**GIVEN INSTRUCTION**
List all lines in the material below that contain "Arten".

**RECORDS FOR PROCESSING**
....

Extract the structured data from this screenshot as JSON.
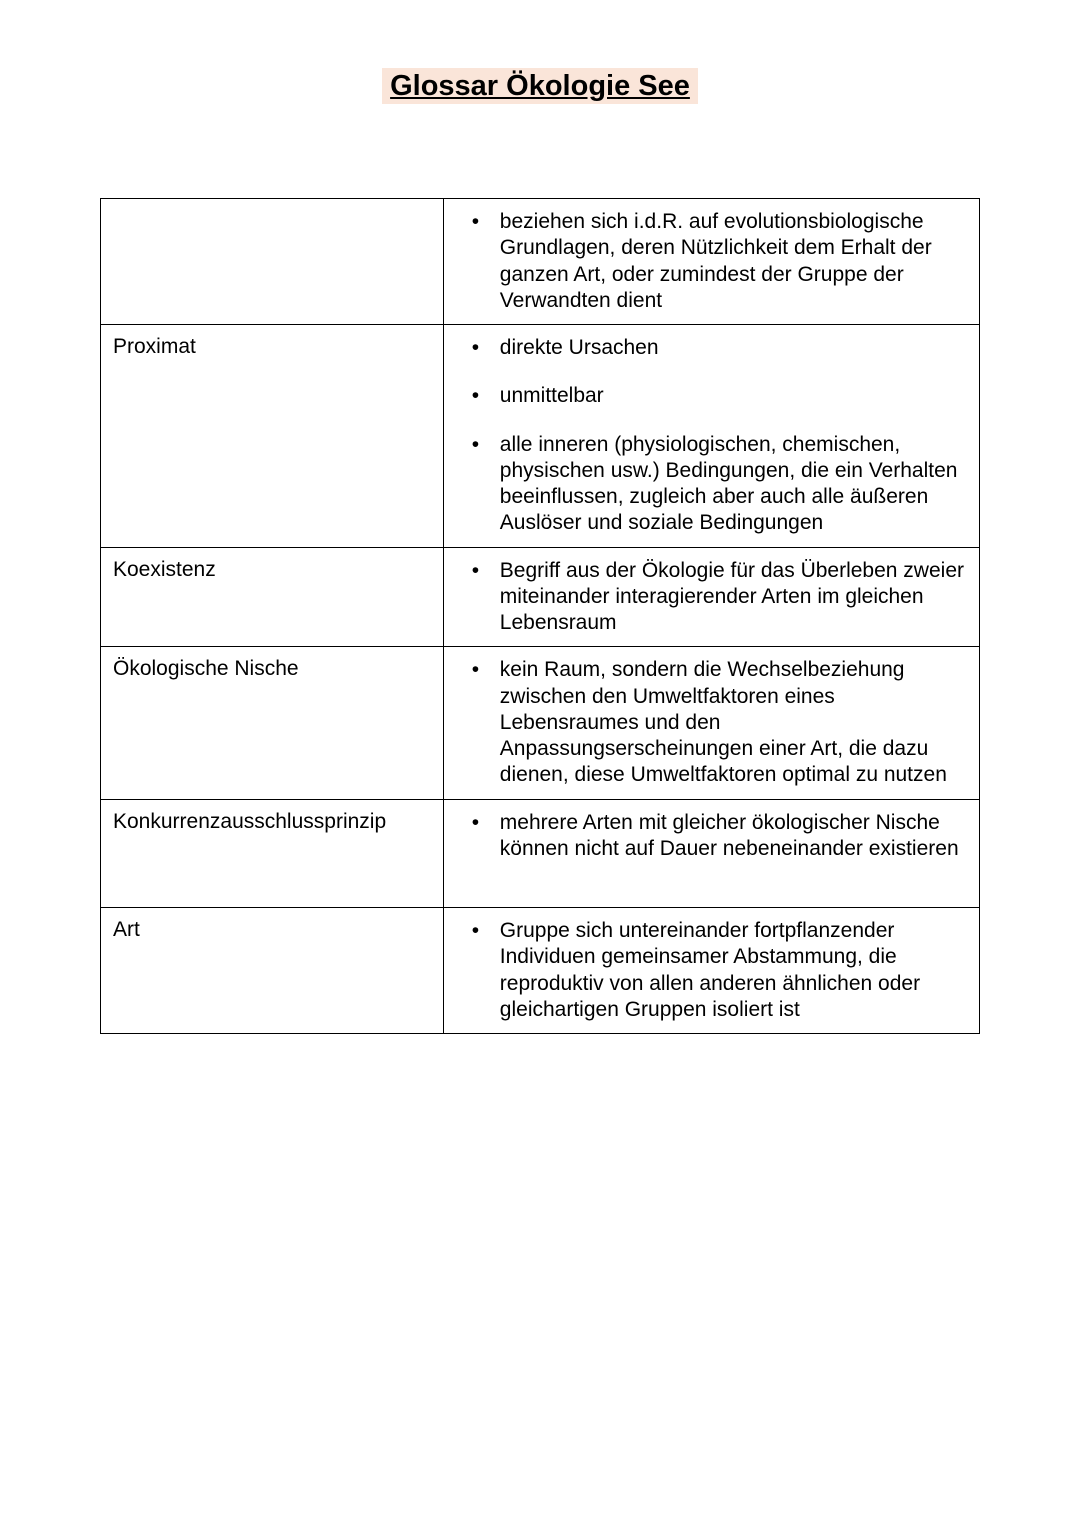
{
  "title": "Glossar Ökologie See",
  "rows": [
    {
      "term": "",
      "defs": [
        "beziehen sich i.d.R. auf evolutionsbiologische Grundlagen, deren Nützlichkeit dem Erhalt der ganzen Art, oder zumindest der Gruppe der Verwandten dient"
      ]
    },
    {
      "term": "Proximat",
      "defs": [
        "direkte Ursachen",
        "unmittelbar",
        "alle inneren (physiologischen, chemischen, physischen usw.) Bedingungen, die ein Verhalten beeinflussen, zugleich aber auch alle äußeren Auslöser und soziale Bedingungen"
      ]
    },
    {
      "term": "Koexistenz",
      "defs": [
        "Begriff aus der Ökologie für das Überleben zweier miteinander interagierender Arten im gleichen Lebensraum"
      ]
    },
    {
      "term": "Ökologische Nische",
      "defs": [
        "kein Raum, sondern die Wechselbeziehung zwischen den Umweltfaktoren eines Lebensraumes und den Anpassungserscheinungen einer Art, die dazu dienen, diese Umweltfaktoren optimal zu nutzen"
      ]
    },
    {
      "term": "Konkurrenzausschlussprinzip",
      "defs": [
        "mehrere Arten mit gleicher ökologischer Nische können nicht auf Dauer nebeneinander existieren"
      ]
    },
    {
      "term": "Art",
      "defs": [
        "Gruppe sich untereinander fortpflanzender Individuen gemeinsamer Abstammung, die reproduktiv von allen anderen ähnlichen oder gleichartigen Gruppen isoliert ist"
      ]
    }
  ]
}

....

**WRITTEN ANSWER**
        "Begriff aus der Ökologie für das Überleben zweier miteinander interagierender Arten im gleichen Lebensraum"
        "mehrere Arten mit gleicher ökologischer Nische können nicht auf Dauer nebeneinander existieren"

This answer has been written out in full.